▶ [Exercise]:
Using the material below, work out how many lines contain the word "acaba". Reply with the number and nothing more.

▶ [Provided information]:
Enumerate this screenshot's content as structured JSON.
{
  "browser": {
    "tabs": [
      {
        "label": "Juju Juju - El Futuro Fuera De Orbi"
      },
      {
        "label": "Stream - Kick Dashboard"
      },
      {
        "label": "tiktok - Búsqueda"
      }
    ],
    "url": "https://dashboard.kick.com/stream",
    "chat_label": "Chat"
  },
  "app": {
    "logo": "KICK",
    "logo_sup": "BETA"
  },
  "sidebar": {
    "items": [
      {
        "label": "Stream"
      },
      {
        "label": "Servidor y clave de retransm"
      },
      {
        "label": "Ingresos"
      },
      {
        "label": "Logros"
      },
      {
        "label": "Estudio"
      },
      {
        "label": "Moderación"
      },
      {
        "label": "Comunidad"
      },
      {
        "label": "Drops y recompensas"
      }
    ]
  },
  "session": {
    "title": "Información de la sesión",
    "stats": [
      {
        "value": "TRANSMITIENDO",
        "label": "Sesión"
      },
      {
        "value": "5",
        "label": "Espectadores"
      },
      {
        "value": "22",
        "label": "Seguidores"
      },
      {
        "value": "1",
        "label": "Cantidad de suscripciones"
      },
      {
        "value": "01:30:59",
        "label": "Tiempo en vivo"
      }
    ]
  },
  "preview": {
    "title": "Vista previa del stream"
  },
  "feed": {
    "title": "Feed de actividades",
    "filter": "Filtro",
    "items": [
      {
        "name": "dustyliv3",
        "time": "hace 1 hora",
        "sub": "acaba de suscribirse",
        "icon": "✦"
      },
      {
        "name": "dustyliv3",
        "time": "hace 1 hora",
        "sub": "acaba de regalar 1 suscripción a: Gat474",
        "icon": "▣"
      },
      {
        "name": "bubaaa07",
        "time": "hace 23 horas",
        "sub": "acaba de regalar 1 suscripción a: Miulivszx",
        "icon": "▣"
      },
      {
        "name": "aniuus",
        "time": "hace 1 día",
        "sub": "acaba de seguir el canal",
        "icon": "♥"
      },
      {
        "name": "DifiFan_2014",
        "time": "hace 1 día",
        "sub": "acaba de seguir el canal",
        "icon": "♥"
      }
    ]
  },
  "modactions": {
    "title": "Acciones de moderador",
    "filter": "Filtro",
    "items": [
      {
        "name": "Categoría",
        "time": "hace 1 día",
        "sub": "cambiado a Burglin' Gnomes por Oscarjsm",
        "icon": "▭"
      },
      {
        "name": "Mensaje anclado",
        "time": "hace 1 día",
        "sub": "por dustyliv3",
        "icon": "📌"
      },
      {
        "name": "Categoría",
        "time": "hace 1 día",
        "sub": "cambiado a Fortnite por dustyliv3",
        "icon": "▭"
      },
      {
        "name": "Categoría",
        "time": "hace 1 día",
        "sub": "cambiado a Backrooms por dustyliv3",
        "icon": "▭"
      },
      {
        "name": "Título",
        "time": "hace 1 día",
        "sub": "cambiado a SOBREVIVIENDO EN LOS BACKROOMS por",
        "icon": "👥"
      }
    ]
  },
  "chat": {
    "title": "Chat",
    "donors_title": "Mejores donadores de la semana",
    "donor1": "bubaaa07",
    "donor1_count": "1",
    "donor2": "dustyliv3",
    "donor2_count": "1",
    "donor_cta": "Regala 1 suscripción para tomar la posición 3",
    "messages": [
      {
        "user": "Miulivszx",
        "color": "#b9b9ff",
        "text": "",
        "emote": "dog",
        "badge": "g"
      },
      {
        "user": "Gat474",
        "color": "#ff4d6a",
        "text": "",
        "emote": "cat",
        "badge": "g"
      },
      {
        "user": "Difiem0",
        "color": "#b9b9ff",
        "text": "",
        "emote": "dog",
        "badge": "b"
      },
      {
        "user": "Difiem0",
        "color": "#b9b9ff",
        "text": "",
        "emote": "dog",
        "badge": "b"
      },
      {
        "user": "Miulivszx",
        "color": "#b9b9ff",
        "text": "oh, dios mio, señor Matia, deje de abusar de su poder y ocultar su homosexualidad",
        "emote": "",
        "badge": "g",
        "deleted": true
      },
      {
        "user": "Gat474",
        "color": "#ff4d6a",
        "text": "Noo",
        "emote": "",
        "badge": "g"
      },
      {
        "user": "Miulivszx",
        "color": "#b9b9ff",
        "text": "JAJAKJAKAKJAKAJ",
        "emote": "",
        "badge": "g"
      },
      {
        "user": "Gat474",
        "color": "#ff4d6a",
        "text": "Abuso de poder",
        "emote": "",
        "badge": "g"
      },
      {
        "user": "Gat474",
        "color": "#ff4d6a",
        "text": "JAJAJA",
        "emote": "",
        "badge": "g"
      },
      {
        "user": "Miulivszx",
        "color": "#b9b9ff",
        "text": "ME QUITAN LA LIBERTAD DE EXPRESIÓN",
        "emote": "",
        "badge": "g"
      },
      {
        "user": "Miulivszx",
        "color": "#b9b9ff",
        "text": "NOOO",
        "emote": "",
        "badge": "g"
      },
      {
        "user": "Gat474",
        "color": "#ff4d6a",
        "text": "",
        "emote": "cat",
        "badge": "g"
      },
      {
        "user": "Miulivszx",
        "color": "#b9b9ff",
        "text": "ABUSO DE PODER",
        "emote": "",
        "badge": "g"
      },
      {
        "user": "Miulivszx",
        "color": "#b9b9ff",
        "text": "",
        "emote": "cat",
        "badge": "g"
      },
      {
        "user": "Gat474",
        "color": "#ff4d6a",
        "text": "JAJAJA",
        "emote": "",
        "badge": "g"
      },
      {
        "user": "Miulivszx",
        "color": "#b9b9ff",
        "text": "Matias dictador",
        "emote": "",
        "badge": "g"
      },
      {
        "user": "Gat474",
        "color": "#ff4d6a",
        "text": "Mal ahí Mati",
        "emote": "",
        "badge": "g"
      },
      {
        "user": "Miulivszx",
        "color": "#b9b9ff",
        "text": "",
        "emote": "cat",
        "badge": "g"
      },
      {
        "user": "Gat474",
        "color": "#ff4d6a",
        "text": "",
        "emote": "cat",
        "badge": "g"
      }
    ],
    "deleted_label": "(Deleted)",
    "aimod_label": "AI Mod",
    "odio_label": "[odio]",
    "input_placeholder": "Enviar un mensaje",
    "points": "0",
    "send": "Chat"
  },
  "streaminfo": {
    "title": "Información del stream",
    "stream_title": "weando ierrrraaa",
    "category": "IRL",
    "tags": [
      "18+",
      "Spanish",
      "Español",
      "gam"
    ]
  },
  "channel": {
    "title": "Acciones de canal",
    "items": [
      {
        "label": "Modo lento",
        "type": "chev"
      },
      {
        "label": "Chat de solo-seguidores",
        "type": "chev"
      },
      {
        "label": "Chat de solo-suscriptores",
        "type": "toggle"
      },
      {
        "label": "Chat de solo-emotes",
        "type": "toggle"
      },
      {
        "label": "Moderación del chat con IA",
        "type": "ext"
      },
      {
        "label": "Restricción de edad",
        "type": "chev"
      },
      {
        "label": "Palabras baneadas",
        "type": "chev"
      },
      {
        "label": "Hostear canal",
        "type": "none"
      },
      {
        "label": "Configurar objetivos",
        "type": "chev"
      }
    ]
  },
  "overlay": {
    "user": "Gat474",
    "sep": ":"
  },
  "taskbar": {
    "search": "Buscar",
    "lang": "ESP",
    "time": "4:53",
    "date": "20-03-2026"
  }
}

▶ [Output]:
5